▶ Records provided
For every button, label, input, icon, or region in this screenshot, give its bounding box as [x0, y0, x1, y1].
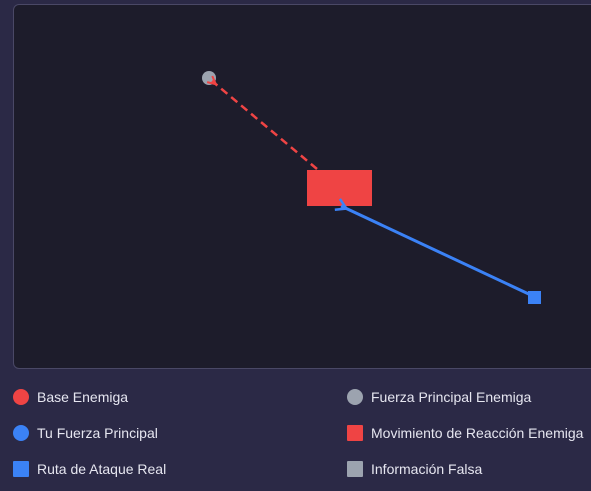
blue-circle-icon [13, 425, 29, 441]
gray-square-icon [347, 461, 363, 477]
enemy-reaction-arrow [212, 81, 318, 170]
map-legend: Base Enemiga Fuerza Principal Enemiga Tu… [0, 380, 591, 490]
legend-item-your-force: Tu Fuerza Principal [13, 423, 158, 443]
legend-item-enemy-base: Base Enemiga [13, 387, 128, 407]
real-attack-route-arrow [341, 206, 534, 298]
blue-square-icon [13, 461, 29, 477]
tactical-map [13, 4, 591, 369]
legend-label: Información Falsa [371, 461, 483, 477]
legend-item-enemy-reaction: Movimiento de Reacción Enemiga [347, 423, 583, 443]
red-square-icon [347, 425, 363, 441]
legend-label: Base Enemiga [37, 389, 129, 405]
legend-item-enemy-main-force: Fuerza Principal Enemiga [347, 387, 531, 407]
legend-label: Ruta de Ataque Real [37, 461, 167, 477]
legend-label: Tu Fuerza Principal [37, 425, 158, 441]
enemy-base-marker [307, 170, 372, 206]
legend-item-real-attack-route: Ruta de Ataque Real [13, 459, 166, 479]
map-canvas [202, 71, 541, 304]
legend-item-false-info: Información Falsa [347, 459, 482, 479]
legend-label: Fuerza Principal Enemiga [371, 389, 532, 405]
gray-circle-icon [347, 389, 363, 405]
legend-label: Movimiento de Reacción Enemiga [371, 425, 584, 441]
your-force-marker [528, 291, 541, 304]
red-circle-icon [13, 389, 29, 405]
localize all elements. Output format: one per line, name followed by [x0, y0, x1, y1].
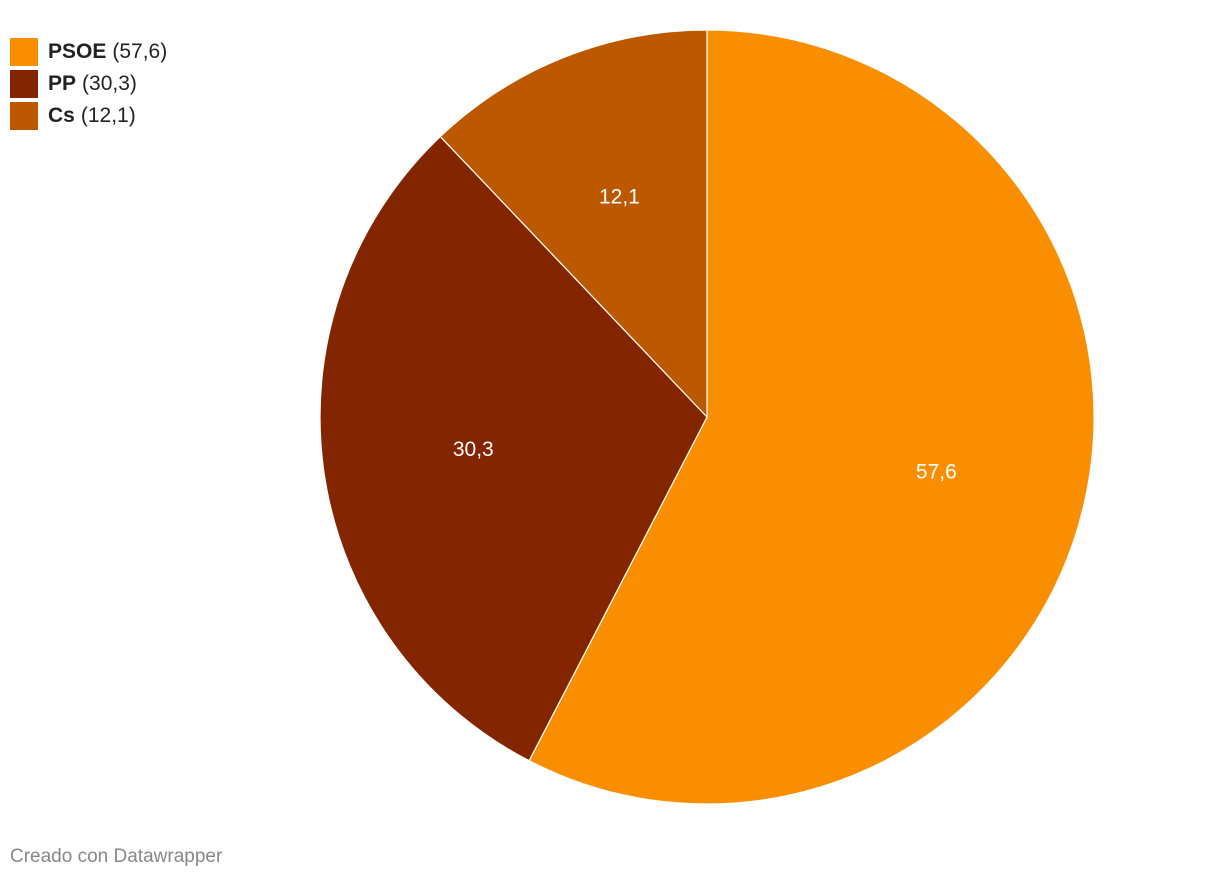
- legend-name: PSOE: [48, 40, 106, 63]
- pie-slice: [439, 29, 708, 419]
- legend-name: PP: [48, 72, 76, 95]
- legend-value: (12,1): [81, 104, 136, 127]
- legend-entry: PSOE (57,6): [48, 40, 167, 63]
- slice-label: 12,1: [599, 185, 640, 208]
- legend-name: Cs: [48, 104, 75, 127]
- legend-value: (57,6): [112, 40, 167, 63]
- slice-label: 30,3: [453, 438, 494, 461]
- slice-label: 57,6: [916, 460, 957, 483]
- legend-swatch: [10, 70, 38, 98]
- legend-entry: Cs (12,1): [48, 104, 136, 127]
- footer: Creado con Datawrapper: [10, 846, 223, 867]
- pie-slice: [528, 29, 1095, 805]
- legend-swatch: [10, 102, 38, 130]
- legend-entry: PP (30,3): [48, 72, 137, 95]
- legend-swatch: [10, 38, 38, 66]
- pie-slice: [319, 135, 708, 762]
- legend-value: (30,3): [82, 72, 137, 95]
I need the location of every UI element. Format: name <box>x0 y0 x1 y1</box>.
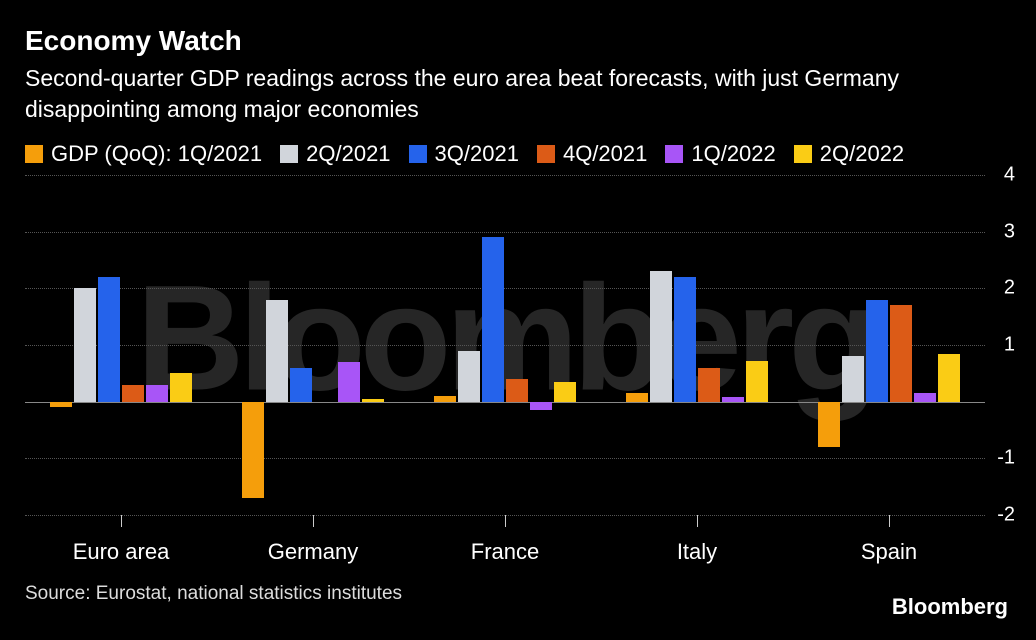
y-axis-label: 3 <box>1004 220 1015 243</box>
legend: GDP (QoQ): 1Q/2021 2Q/2021 3Q/2021 4Q/2021 1… <box>25 141 1011 167</box>
chart-container: Economy Watch Second-quarter GDP reading… <box>25 25 1011 615</box>
x-axis-label: Spain <box>861 539 917 565</box>
bar <box>98 277 120 402</box>
bar <box>890 305 912 401</box>
zero-line <box>25 402 985 403</box>
x-axis-label: Italy <box>677 539 717 565</box>
grid-line <box>25 288 985 289</box>
x-ticks <box>25 515 985 531</box>
x-tick <box>505 515 506 527</box>
bar <box>674 277 696 402</box>
legend-item: GDP (QoQ): 1Q/2021 <box>25 141 262 167</box>
bar <box>506 379 528 402</box>
legend-item: 3Q/2021 <box>409 141 519 167</box>
bar <box>74 288 96 401</box>
grid-line <box>25 232 985 233</box>
bar <box>434 396 456 402</box>
y-axis-label: -2 <box>997 504 1015 527</box>
bar <box>122 385 144 402</box>
bar <box>650 271 672 401</box>
bar <box>746 361 768 402</box>
legend-swatch <box>794 145 812 163</box>
legend-swatch <box>409 145 427 163</box>
y-axis-label: 1 <box>1004 334 1015 357</box>
x-axis-label: Euro area <box>73 539 170 565</box>
bar <box>242 402 264 498</box>
bar <box>914 393 936 402</box>
bar <box>50 402 72 408</box>
legend-item: 4Q/2021 <box>537 141 647 167</box>
bar <box>722 397 744 402</box>
x-labels: Euro area Germany France Italy Spain <box>25 539 985 569</box>
source-text: Source: Eurostat, national statistics in… <box>25 583 1011 605</box>
x-axis-label: Germany <box>268 539 358 565</box>
bar <box>266 300 288 402</box>
legend-swatch <box>665 145 683 163</box>
legend-label: 4Q/2021 <box>563 141 647 167</box>
chart-title: Economy Watch <box>25 25 1011 57</box>
bar <box>938 354 960 402</box>
bar <box>626 393 648 402</box>
legend-item: 2Q/2022 <box>794 141 904 167</box>
legend-item: 2Q/2021 <box>280 141 390 167</box>
bar <box>146 385 168 402</box>
bar <box>818 402 840 447</box>
bar <box>842 356 864 401</box>
legend-item: 1Q/2022 <box>665 141 775 167</box>
y-axis-label: -1 <box>997 447 1015 470</box>
x-axis-label: France <box>471 539 539 565</box>
bar <box>530 402 552 411</box>
x-tick <box>313 515 314 527</box>
bar <box>698 368 720 402</box>
bar <box>170 373 192 401</box>
legend-swatch <box>537 145 555 163</box>
x-tick <box>697 515 698 527</box>
grid-line <box>25 175 985 176</box>
bar <box>290 368 312 402</box>
legend-label: 2Q/2021 <box>306 141 390 167</box>
y-axis-label: 2 <box>1004 277 1015 300</box>
grid-line <box>25 345 985 346</box>
grid-line <box>25 458 985 459</box>
legend-swatch <box>25 145 43 163</box>
bar <box>362 399 384 402</box>
y-axis-label: 4 <box>1004 164 1015 187</box>
legend-label: 2Q/2022 <box>820 141 904 167</box>
bar <box>554 382 576 402</box>
bar <box>458 351 480 402</box>
legend-label: 1Q/2022 <box>691 141 775 167</box>
bar <box>866 300 888 402</box>
legend-label: 3Q/2021 <box>435 141 519 167</box>
chart-subtitle: Second-quarter GDP readings across the e… <box>25 63 1011 125</box>
legend-swatch <box>280 145 298 163</box>
x-tick <box>121 515 122 527</box>
x-tick <box>889 515 890 527</box>
bar <box>482 237 504 401</box>
brand-logo: Bloomberg <box>892 594 1008 620</box>
plot-area: Bloomberg -2-11234 <box>25 175 985 515</box>
bar <box>338 362 360 402</box>
legend-label: GDP (QoQ): 1Q/2021 <box>51 141 262 167</box>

▶ Task to carry out
Revise the rows above so that "screenshot" becomes "image" and nothing else changes. Leave the pictures out of your answer.

▶ The solution
For every button, label, input, icon, or region in this image, give its bounding box as [x0, y0, x1, y1].
blue-circle-icon [13, 425, 29, 441]
gray-square-icon [347, 461, 363, 477]
enemy-reaction-arrow [212, 81, 318, 170]
map-legend: Base Enemiga Fuerza Principal Enemiga Tu… [0, 380, 591, 490]
legend-item-your-force: Tu Fuerza Principal [13, 423, 158, 443]
legend-item-enemy-base: Base Enemiga [13, 387, 128, 407]
real-attack-route-arrow [341, 206, 534, 298]
blue-square-icon [13, 461, 29, 477]
tactical-map [13, 4, 591, 369]
legend-label: Información Falsa [371, 461, 483, 477]
legend-item-enemy-reaction: Movimiento de Reacción Enemiga [347, 423, 583, 443]
red-square-icon [347, 425, 363, 441]
legend-label: Base Enemiga [37, 389, 129, 405]
legend-item-enemy-main-force: Fuerza Principal Enemiga [347, 387, 531, 407]
legend-label: Ruta de Ataque Real [37, 461, 167, 477]
legend-label: Tu Fuerza Principal [37, 425, 158, 441]
enemy-base-marker [307, 170, 372, 206]
legend-item-real-attack-route: Ruta de Ataque Real [13, 459, 166, 479]
map-canvas [202, 71, 541, 304]
legend-item-false-info: Información Falsa [347, 459, 482, 479]
legend-label: Fuerza Principal Enemiga [371, 389, 532, 405]
gray-circle-icon [347, 389, 363, 405]
legend-label: Movimiento de Reacción Enemiga [371, 425, 584, 441]
your-force-marker [528, 291, 541, 304]
red-circle-icon [13, 389, 29, 405]
localize all elements. Output format: one per line, name followed by [x0, y0, x1, y1].
- legend-name: PSOE: [48, 40, 106, 63]
- pie-slice: [439, 29, 708, 419]
- legend-name: PP: [48, 72, 76, 95]
- legend-value: (12,1): [81, 104, 136, 127]
- legend-entry: PSOE (57,6): [48, 40, 167, 63]
- slice-label: 12,1: [599, 185, 640, 208]
- legend-name: Cs: [48, 104, 75, 127]
- legend-value: (57,6): [112, 40, 167, 63]
- slice-label: 30,3: [453, 438, 494, 461]
- slice-label: 57,6: [916, 460, 957, 483]
- legend-swatch: [10, 70, 38, 98]
- legend-entry: Cs (12,1): [48, 104, 136, 127]
- footer: Creado con Datawrapper: [10, 846, 223, 867]
- pie-slice: [528, 29, 1095, 805]
- legend-swatch: [10, 102, 38, 130]
- legend-entry: PP (30,3): [48, 72, 137, 95]
- legend-swatch: [10, 38, 38, 66]
- pie-slice: [319, 135, 708, 762]
- legend-value: (30,3): [82, 72, 137, 95]
I need the location of every UI element. Format: name <box>x0 y0 x1 y1</box>.
y-axis-label: 3 <box>1004 220 1015 243</box>
legend: GDP (QoQ): 1Q/2021 2Q/2021 3Q/2021 4Q/2021 1… <box>25 141 1011 167</box>
chart-container: Economy Watch Second-quarter GDP reading… <box>25 25 1011 615</box>
x-axis-label: Spain <box>861 539 917 565</box>
bar <box>98 277 120 402</box>
bar <box>890 305 912 401</box>
zero-line <box>25 402 985 403</box>
x-axis-label: Italy <box>677 539 717 565</box>
grid-line <box>25 288 985 289</box>
x-ticks <box>25 515 985 531</box>
x-tick <box>505 515 506 527</box>
bar <box>674 277 696 402</box>
legend-item: GDP (QoQ): 1Q/2021 <box>25 141 262 167</box>
bar <box>506 379 528 402</box>
legend-item: 3Q/2021 <box>409 141 519 167</box>
bar <box>74 288 96 401</box>
grid-line <box>25 232 985 233</box>
bar <box>434 396 456 402</box>
y-axis-label: -2 <box>997 504 1015 527</box>
bar <box>122 385 144 402</box>
bar <box>650 271 672 401</box>
bar <box>746 361 768 402</box>
legend-swatch <box>794 145 812 163</box>
legend-swatch <box>409 145 427 163</box>
y-axis-label: 1 <box>1004 334 1015 357</box>
x-axis-label: Euro area <box>73 539 170 565</box>
bar <box>242 402 264 498</box>
bar <box>914 393 936 402</box>
bar <box>50 402 72 408</box>
legend-item: 4Q/2021 <box>537 141 647 167</box>
bar <box>722 397 744 402</box>
x-labels: Euro area Germany France Italy Spain <box>25 539 985 569</box>
source-text: Source: Eurostat, national statistics in… <box>25 583 1011 605</box>
x-axis-label: Germany <box>268 539 358 565</box>
bar <box>266 300 288 402</box>
legend-swatch <box>665 145 683 163</box>
legend-label: 4Q/2021 <box>563 141 647 167</box>
chart-title: Economy Watch <box>25 25 1011 57</box>
bar <box>938 354 960 402</box>
bar <box>626 393 648 402</box>
legend-item: 2Q/2022 <box>794 141 904 167</box>
legend-item: 2Q/2021 <box>280 141 390 167</box>
bar <box>146 385 168 402</box>
bar <box>818 402 840 447</box>
bar <box>842 356 864 401</box>
legend-item: 1Q/2022 <box>665 141 775 167</box>
y-axis-label: -1 <box>997 447 1015 470</box>
x-axis-label: France <box>471 539 539 565</box>
bar <box>530 402 552 411</box>
x-tick <box>313 515 314 527</box>
bar <box>698 368 720 402</box>
bar <box>170 373 192 401</box>
legend-swatch <box>537 145 555 163</box>
x-tick <box>697 515 698 527</box>
grid-line <box>25 175 985 176</box>
bar <box>290 368 312 402</box>
legend-label: 2Q/2021 <box>306 141 390 167</box>
y-axis-label: 2 <box>1004 277 1015 300</box>
grid-line <box>25 345 985 346</box>
grid-line <box>25 458 985 459</box>
legend-swatch <box>25 145 43 163</box>
bar <box>362 399 384 402</box>
y-axis-label: 4 <box>1004 164 1015 187</box>
legend-label: 2Q/2022 <box>820 141 904 167</box>
bar <box>554 382 576 402</box>
bar <box>458 351 480 402</box>
legend-label: 1Q/2022 <box>691 141 775 167</box>
bar <box>866 300 888 402</box>
legend-label: 3Q/2021 <box>435 141 519 167</box>
chart-subtitle: Second-quarter GDP readings across the e… <box>25 63 1011 125</box>
legend-swatch <box>280 145 298 163</box>
x-tick <box>121 515 122 527</box>
x-tick <box>889 515 890 527</box>
bar <box>482 237 504 401</box>
brand-logo: Bloomberg <box>892 594 1008 620</box>
plot-area: Bloomberg -2-11234 <box>25 175 985 515</box>
bar <box>338 362 360 402</box>
legend-label: GDP (QoQ): 1Q/2021 <box>51 141 262 167</box>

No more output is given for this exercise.